> **Task inputs**:
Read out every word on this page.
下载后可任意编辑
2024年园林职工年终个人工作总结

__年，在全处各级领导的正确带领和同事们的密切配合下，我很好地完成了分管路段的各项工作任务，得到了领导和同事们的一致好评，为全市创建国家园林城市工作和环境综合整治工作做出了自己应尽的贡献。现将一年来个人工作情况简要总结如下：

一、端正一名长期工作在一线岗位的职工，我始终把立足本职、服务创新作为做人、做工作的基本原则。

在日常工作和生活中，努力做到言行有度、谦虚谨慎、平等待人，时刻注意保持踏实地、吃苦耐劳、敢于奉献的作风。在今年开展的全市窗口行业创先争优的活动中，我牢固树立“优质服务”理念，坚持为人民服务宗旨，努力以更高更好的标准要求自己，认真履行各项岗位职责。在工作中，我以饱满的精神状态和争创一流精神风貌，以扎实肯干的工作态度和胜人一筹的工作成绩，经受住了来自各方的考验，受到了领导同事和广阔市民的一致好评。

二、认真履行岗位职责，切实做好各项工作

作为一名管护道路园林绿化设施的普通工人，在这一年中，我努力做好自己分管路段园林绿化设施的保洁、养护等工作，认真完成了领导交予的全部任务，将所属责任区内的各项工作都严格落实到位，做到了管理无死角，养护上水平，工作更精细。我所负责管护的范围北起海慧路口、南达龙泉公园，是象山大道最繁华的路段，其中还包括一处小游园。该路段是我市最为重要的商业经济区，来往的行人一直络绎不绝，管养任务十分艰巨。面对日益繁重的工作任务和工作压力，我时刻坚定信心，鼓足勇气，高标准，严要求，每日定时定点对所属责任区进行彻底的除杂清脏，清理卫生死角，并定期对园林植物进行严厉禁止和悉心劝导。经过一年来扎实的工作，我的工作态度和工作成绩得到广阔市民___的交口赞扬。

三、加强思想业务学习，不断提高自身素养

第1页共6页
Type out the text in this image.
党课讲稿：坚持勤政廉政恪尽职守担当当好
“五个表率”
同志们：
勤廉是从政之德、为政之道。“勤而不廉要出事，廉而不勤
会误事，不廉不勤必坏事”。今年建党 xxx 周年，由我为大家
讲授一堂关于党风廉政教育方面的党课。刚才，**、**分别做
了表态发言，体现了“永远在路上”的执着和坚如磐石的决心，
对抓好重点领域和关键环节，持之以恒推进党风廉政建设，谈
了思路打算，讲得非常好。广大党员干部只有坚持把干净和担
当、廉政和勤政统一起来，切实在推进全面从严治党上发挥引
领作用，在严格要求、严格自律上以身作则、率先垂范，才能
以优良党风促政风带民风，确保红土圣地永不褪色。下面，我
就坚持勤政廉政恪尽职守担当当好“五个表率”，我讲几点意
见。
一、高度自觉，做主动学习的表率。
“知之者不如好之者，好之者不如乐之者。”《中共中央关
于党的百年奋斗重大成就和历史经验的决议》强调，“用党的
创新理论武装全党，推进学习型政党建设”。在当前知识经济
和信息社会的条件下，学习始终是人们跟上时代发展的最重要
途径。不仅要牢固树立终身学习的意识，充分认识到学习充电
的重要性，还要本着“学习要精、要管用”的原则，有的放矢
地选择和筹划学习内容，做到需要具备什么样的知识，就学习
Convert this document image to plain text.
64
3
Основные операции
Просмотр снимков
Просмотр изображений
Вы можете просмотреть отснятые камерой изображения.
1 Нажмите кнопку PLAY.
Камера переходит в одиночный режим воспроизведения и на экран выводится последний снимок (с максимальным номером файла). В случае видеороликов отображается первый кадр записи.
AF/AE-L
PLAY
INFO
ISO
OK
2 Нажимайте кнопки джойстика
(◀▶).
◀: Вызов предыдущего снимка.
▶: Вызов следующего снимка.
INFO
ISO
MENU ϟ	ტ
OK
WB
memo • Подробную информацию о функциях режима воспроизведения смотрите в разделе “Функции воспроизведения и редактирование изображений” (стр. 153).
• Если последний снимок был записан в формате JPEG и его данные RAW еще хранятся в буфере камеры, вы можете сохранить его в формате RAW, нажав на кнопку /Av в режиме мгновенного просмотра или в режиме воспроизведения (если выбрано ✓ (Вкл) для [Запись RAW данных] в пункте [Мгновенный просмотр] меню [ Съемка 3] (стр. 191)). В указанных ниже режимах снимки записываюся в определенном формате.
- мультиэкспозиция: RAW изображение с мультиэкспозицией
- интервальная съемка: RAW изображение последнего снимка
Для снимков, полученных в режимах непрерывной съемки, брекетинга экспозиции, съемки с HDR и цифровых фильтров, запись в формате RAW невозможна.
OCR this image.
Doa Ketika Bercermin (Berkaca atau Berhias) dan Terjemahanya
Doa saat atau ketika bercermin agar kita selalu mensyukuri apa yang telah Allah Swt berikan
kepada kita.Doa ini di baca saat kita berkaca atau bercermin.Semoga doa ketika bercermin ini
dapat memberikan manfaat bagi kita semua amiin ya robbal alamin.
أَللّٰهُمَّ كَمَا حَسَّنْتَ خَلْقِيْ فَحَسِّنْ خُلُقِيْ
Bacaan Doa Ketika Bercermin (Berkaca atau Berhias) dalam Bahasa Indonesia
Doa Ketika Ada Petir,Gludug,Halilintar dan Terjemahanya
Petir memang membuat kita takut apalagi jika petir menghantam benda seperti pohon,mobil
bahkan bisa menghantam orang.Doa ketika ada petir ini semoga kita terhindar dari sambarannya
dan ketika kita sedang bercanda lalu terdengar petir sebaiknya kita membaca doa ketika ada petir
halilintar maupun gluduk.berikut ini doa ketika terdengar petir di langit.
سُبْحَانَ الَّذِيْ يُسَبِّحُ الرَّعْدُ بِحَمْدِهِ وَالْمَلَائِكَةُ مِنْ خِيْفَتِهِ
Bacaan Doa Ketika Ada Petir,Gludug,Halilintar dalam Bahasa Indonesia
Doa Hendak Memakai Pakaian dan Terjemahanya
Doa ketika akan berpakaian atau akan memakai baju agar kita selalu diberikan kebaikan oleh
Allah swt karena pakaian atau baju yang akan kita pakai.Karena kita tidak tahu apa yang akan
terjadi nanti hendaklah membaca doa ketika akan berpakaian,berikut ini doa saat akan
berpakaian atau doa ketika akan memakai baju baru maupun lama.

> **Work to complete**: Each line from the one containing "OCR this image." through the end of the entries, both included, is to be returned exactly, with no other lines.

> **Finished answer**:
OCR this image.
Doa Ketika Bercermin (Berkaca atau Berhias) dan Terjemahanya
Doa saat atau ketika bercermin agar kita selalu mensyukuri apa yang telah Allah Swt berikan
kepada kita.Doa ini di baca saat kita berkaca atau bercermin.Semoga doa ketika bercermin ini
dapat memberikan manfaat bagi kita semua amiin ya robbal alamin.
أَللّٰهُمَّ كَمَا حَسَّنْتَ خَلْقِيْ فَحَسِّنْ خُلُقِيْ
Bacaan Doa Ketika Bercermin (Berkaca atau Berhias) dalam Bahasa Indonesia
Doa Ketika Ada Petir,Gludug,Halilintar dan Terjemahanya
Petir memang membuat kita takut apalagi jika petir menghantam benda seperti pohon,mobil
bahkan bisa menghantam orang.Doa ketika ada petir ini semoga kita terhindar dari sambarannya
dan ketika kita sedang bercanda lalu terdengar petir sebaiknya kita membaca doa ketika ada petir
halilintar maupun gluduk.berikut ini doa ketika terdengar petir di langit.
سُبْحَانَ الَّذِيْ يُسَبِّحُ الرَّعْدُ بِحَمْدِهِ وَالْمَلَائِكَةُ مِنْ خِيْفَتِهِ
Bacaan Doa Ketika Ada Petir,Gludug,Halilintar dalam Bahasa Indonesia
Doa Hendak Memakai Pakaian dan Terjemahanya
Doa ketika akan berpakaian atau akan memakai baju agar kita selalu diberikan kebaikan oleh
Allah swt karena pakaian atau baju yang akan kita pakai.Karena kita tidak tahu apa yang akan
terjadi nanti hendaklah membaca doa ketika akan berpakaian,berikut ini doa saat akan
berpakaian atau doa ketika akan memakai baju baru maupun lama.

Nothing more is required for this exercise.